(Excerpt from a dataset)
-- -- --

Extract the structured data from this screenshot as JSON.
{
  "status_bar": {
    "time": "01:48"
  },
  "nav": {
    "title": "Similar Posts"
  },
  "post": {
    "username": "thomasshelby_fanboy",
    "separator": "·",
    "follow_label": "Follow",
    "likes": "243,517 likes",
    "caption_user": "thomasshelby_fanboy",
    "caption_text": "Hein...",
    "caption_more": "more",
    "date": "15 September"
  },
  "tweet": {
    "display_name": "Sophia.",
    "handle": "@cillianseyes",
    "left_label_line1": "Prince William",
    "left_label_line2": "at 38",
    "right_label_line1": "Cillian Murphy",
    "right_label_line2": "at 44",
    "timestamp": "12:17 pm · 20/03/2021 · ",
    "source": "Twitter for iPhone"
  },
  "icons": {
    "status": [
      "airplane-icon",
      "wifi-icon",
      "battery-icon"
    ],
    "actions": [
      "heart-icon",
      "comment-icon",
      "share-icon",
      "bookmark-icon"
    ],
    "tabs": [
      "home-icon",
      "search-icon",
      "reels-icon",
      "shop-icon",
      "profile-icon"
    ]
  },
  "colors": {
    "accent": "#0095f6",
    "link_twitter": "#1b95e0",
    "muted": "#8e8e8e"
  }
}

-- -- --

Copy all data exactly, start to finish.

Extract the structured data from this screenshot as JSON.
{
  "status_bar": {
    "time": "01:48"
  },
  "nav": {
    "title": "Similar Posts"
  },
  "post": {
    "username": "thomasshelby_fanboy",
    "separator": "·",
    "follow_label": "Follow",
    "likes": "243,517 likes",
    "caption_user": "thomasshelby_fanboy",
    "caption_text": "Hein...",
    "caption_more": "more",
    "date": "15 September"
  },
  "tweet": {
    "display_name": "Sophia.",
    "handle": "@cillianseyes",
    "left_label_line1": "Prince William",
    "left_label_line2": "at 38",
    "right_label_line1": "Cillian Murphy",
    "right_label_line2": "at 44",
    "timestamp": "12:17 pm · 20/03/2021 · ",
    "source": "Twitter for iPhone"
  },
  "icons": {
    "status": [
      "airplane-icon",
      "wifi-icon",
      "battery-icon"
    ],
    "actions": [
      "heart-icon",
      "comment-icon",
      "share-icon",
      "bookmark-icon"
    ],
    "tabs": [
      "home-icon",
      "search-icon",
      "reels-icon",
      "shop-icon",
      "profile-icon"
    ]
  },
  "colors": {
    "accent": "#0095f6",
    "link_twitter": "#1b95e0",
    "muted": "#8e8e8e"
  }
}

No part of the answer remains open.